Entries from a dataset
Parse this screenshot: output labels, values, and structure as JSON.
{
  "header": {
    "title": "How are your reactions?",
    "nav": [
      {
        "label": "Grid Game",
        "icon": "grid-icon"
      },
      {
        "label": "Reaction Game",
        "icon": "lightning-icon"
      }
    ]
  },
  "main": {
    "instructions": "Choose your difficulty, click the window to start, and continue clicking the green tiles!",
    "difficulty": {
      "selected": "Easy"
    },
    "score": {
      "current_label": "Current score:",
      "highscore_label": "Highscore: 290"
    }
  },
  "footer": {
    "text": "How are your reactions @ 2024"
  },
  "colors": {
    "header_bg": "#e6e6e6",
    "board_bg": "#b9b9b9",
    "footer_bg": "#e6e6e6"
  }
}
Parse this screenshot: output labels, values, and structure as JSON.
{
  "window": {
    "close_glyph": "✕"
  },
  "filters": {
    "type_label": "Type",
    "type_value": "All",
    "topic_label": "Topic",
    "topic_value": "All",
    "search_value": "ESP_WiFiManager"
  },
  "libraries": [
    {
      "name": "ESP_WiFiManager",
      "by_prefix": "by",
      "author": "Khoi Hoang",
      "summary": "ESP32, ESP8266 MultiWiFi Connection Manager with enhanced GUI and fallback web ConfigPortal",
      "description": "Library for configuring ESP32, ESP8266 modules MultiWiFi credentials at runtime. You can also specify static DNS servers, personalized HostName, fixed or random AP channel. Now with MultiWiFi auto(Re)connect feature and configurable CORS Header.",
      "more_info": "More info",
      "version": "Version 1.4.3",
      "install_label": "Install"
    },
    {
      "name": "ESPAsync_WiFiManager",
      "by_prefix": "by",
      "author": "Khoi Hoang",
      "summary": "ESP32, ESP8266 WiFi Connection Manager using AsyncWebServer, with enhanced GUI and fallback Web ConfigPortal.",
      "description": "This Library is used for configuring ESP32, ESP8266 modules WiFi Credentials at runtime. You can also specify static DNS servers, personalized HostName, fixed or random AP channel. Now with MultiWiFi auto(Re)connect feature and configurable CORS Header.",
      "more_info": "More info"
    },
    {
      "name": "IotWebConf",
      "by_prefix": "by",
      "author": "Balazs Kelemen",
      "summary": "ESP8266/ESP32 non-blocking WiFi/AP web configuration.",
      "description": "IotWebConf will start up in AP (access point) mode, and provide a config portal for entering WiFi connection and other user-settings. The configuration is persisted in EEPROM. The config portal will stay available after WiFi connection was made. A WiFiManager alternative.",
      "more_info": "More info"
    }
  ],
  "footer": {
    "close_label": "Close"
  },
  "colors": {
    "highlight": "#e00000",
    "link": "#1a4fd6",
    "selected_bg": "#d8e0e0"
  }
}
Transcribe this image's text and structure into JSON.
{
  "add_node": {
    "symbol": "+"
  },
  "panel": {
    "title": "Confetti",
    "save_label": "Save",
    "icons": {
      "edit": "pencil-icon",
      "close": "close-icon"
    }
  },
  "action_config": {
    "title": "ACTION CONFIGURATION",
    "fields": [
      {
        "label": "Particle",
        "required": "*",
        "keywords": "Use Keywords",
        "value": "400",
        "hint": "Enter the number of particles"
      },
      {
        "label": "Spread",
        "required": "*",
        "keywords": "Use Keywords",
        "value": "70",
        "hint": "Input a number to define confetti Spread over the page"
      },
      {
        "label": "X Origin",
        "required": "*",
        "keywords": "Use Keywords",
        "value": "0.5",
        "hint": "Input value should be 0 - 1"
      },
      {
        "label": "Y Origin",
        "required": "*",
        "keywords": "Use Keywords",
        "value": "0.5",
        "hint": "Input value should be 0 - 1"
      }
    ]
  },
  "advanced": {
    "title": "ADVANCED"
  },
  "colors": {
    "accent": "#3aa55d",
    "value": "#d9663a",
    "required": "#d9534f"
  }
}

### EXERCISE BRIEF:
Compute how many lines include the string "random", then give that number by itself.

### CORRECT ANSWER:
2